**Task details**
Restate the data word for word and leave the images out.

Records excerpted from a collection

====

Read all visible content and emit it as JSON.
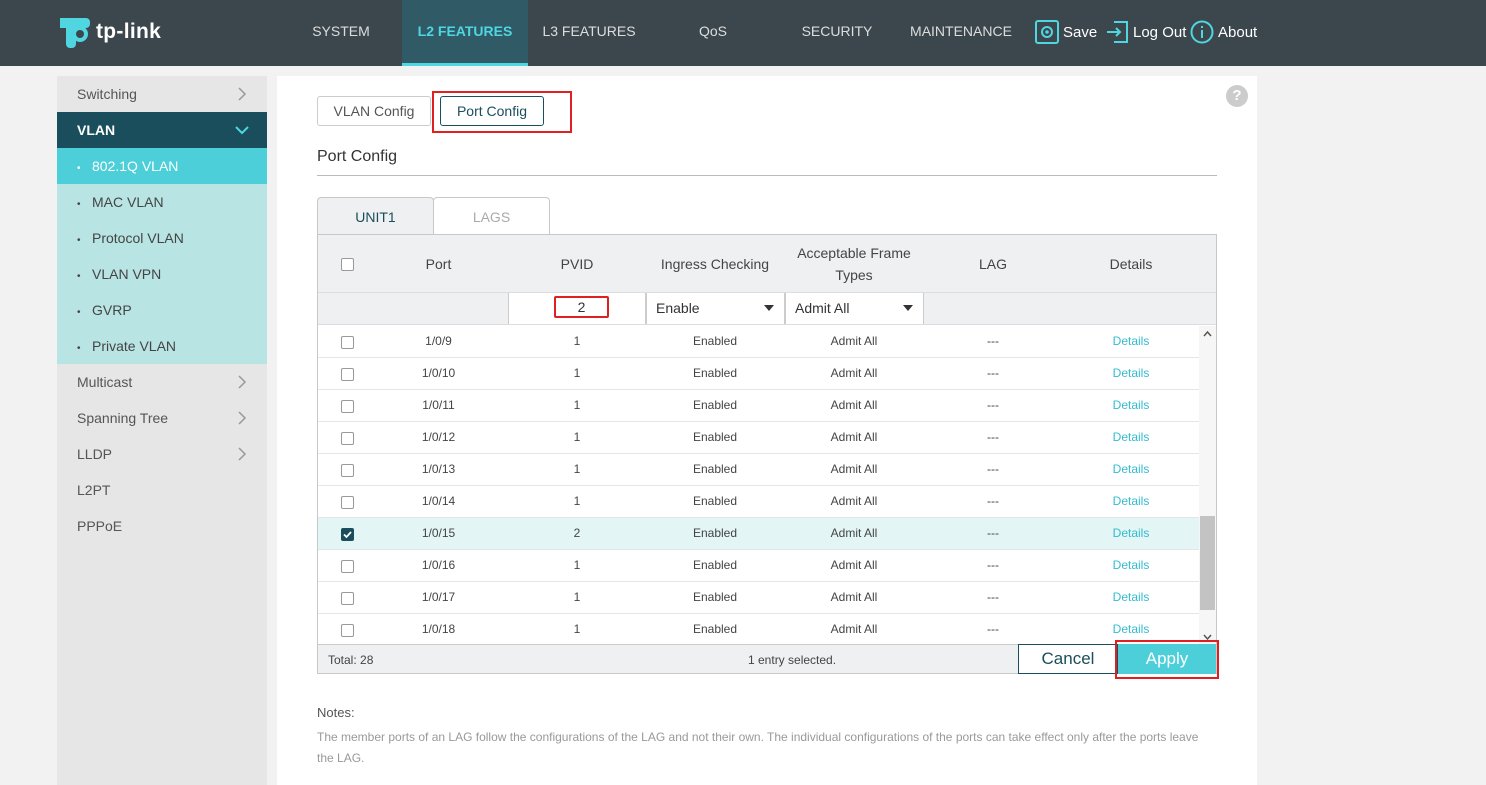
{
  "brand": {
    "name": "tp-link",
    "accent": "#4fd6e0"
  },
  "nav": {
    "items": [
      {
        "label": "SYSTEM"
      },
      {
        "label": "L2 FEATURES"
      },
      {
        "label": "L3 FEATURES"
      },
      {
        "label": "QoS"
      },
      {
        "label": "SECURITY"
      },
      {
        "label": "MAINTENANCE"
      }
    ],
    "active": "L2 FEATURES",
    "save": "Save",
    "logout": "Log Out",
    "about": "About"
  },
  "sidebar": {
    "items": [
      {
        "label": "Switching",
        "icon": "chevron-right-icon"
      },
      {
        "label": "VLAN",
        "icon": "chevron-down-icon"
      },
      {
        "label": "Multicast",
        "icon": "chevron-right-icon"
      },
      {
        "label": "Spanning Tree",
        "icon": "chevron-right-icon"
      },
      {
        "label": "LLDP",
        "icon": "chevron-right-icon"
      },
      {
        "label": "L2PT"
      },
      {
        "label": "PPPoE"
      }
    ],
    "vlan_sub": [
      {
        "label": "802.1Q VLAN"
      },
      {
        "label": "MAC VLAN"
      },
      {
        "label": "Protocol VLAN"
      },
      {
        "label": "VLAN VPN"
      },
      {
        "label": "GVRP"
      },
      {
        "label": "Private VLAN"
      }
    ]
  },
  "tabs": {
    "vlan_config": "VLAN Config",
    "port_config": "Port Config"
  },
  "section_title": "Port Config",
  "unit_tabs": {
    "unit1": "UNIT1",
    "lags": "LAGS"
  },
  "table": {
    "headers": {
      "port": "Port",
      "pvid": "PVID",
      "ingress": "Ingress Checking",
      "frame_line1": "Acceptable Frame",
      "frame_line2": "Types",
      "lag": "LAG",
      "details": "Details"
    },
    "edit": {
      "pvid": "2",
      "ingress": "Enable",
      "frame": "Admit All"
    },
    "rows": [
      {
        "port": "1/0/9",
        "pvid": "1",
        "ingress": "Enabled",
        "frame": "Admit All",
        "lag": "---",
        "details": "Details"
      },
      {
        "port": "1/0/10",
        "pvid": "1",
        "ingress": "Enabled",
        "frame": "Admit All",
        "lag": "---",
        "details": "Details"
      },
      {
        "port": "1/0/11",
        "pvid": "1",
        "ingress": "Enabled",
        "frame": "Admit All",
        "lag": "---",
        "details": "Details"
      },
      {
        "port": "1/0/12",
        "pvid": "1",
        "ingress": "Enabled",
        "frame": "Admit All",
        "lag": "---",
        "details": "Details"
      },
      {
        "port": "1/0/13",
        "pvid": "1",
        "ingress": "Enabled",
        "frame": "Admit All",
        "lag": "---",
        "details": "Details"
      },
      {
        "port": "1/0/14",
        "pvid": "1",
        "ingress": "Enabled",
        "frame": "Admit All",
        "lag": "---",
        "details": "Details"
      },
      {
        "port": "1/0/15",
        "pvid": "2",
        "ingress": "Enabled",
        "frame": "Admit All",
        "lag": "---",
        "details": "Details"
      },
      {
        "port": "1/0/16",
        "pvid": "1",
        "ingress": "Enabled",
        "frame": "Admit All",
        "lag": "---",
        "details": "Details"
      },
      {
        "port": "1/0/17",
        "pvid": "1",
        "ingress": "Enabled",
        "frame": "Admit All",
        "lag": "---",
        "details": "Details"
      },
      {
        "port": "1/0/18",
        "pvid": "1",
        "ingress": "Enabled",
        "frame": "Admit All",
        "lag": "---",
        "details": "Details"
      }
    ],
    "total": "Total: 28",
    "selected_info": "1 entry selected."
  },
  "buttons": {
    "cancel": "Cancel",
    "apply": "Apply"
  },
  "notes": {
    "title": "Notes:",
    "text": "The member ports of an LAG follow the configurations of the LAG and not their own. The individual configurations of the ports can take effect only after the ports leave the LAG."
  }
}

====

**Output of the task**
Read all visible content and emit it as JSON.
{
  "brand": {
    "name": "tp-link",
    "accent": "#4fd6e0"
  },
  "nav": {
    "items": [
      {
        "label": "SYSTEM"
      },
      {
        "label": "L2 FEATURES"
      },
      {
        "label": "L3 FEATURES"
      },
      {
        "label": "QoS"
      },
      {
        "label": "SECURITY"
      },
      {
        "label": "MAINTENANCE"
      }
    ],
    "active": "L2 FEATURES",
    "save": "Save",
    "logout": "Log Out",
    "about": "About"
  },
  "sidebar": {
    "items": [
      {
        "label": "Switching",
        "icon": "chevron-right-icon"
      },
      {
        "label": "VLAN",
        "icon": "chevron-down-icon"
      },
      {
        "label": "Multicast",
        "icon": "chevron-right-icon"
      },
      {
        "label": "Spanning Tree",
        "icon": "chevron-right-icon"
      },
      {
        "label": "LLDP",
        "icon": "chevron-right-icon"
      },
      {
        "label": "L2PT"
      },
      {
        "label": "PPPoE"
      }
    ],
    "vlan_sub": [
      {
        "label": "802.1Q VLAN"
      },
      {
        "label": "MAC VLAN"
      },
      {
        "label": "Protocol VLAN"
      },
      {
        "label": "VLAN VPN"
      },
      {
        "label": "GVRP"
      },
      {
        "label": "Private VLAN"
      }
    ]
  },
  "tabs": {
    "vlan_config": "VLAN Config",
    "port_config": "Port Config"
  },
  "section_title": "Port Config",
  "unit_tabs": {
    "unit1": "UNIT1",
    "lags": "LAGS"
  },
  "table": {
    "headers": {
      "port": "Port",
      "pvid": "PVID",
      "ingress": "Ingress Checking",
      "frame_line1": "Acceptable Frame",
      "frame_line2": "Types",
      "lag": "LAG",
      "details": "Details"
    },
    "edit": {
      "pvid": "2",
      "ingress": "Enable",
      "frame": "Admit All"
    },
    "rows": [
      {
        "port": "1/0/9",
        "pvid": "1",
        "ingress": "Enabled",
        "frame": "Admit All",
        "lag": "---",
        "details": "Details"
      },
      {
        "port": "1/0/10",
        "pvid": "1",
        "ingress": "Enabled",
        "frame": "Admit All",
        "lag": "---",
        "details": "Details"
      },
      {
        "port": "1/0/11",
        "pvid": "1",
        "ingress": "Enabled",
        "frame": "Admit All",
        "lag": "---",
        "details": "Details"
      },
      {
        "port": "1/0/12",
        "pvid": "1",
        "ingress": "Enabled",
        "frame": "Admit All",
        "lag": "---",
        "details": "Details"
      },
      {
        "port": "1/0/13",
        "pvid": "1",
        "ingress": "Enabled",
        "frame": "Admit All",
        "lag": "---",
        "details": "Details"
      },
      {
        "port": "1/0/14",
        "pvid": "1",
        "ingress": "Enabled",
        "frame": "Admit All",
        "lag": "---",
        "details": "Details"
      },
      {
        "port": "1/0/15",
        "pvid": "2",
        "ingress": "Enabled",
        "frame": "Admit All",
        "lag": "---",
        "details": "Details"
      },
      {
        "port": "1/0/16",
        "pvid": "1",
        "ingress": "Enabled",
        "frame": "Admit All",
        "lag": "---",
        "details": "Details"
      },
      {
        "port": "1/0/17",
        "pvid": "1",
        "ingress": "Enabled",
        "frame": "Admit All",
        "lag": "---",
        "details": "Details"
      },
      {
        "port": "1/0/18",
        "pvid": "1",
        "ingress": "Enabled",
        "frame": "Admit All",
        "lag": "---",
        "details": "Details"
      }
    ],
    "total": "Total: 28",
    "selected_info": "1 entry selected."
  },
  "buttons": {
    "cancel": "Cancel",
    "apply": "Apply"
  },
  "notes": {
    "title": "Notes:",
    "text": "The member ports of an LAG follow the configurations of the LAG and not their own. The individual configurations of the ports can take effect only after the ports leave the LAG."
  }
}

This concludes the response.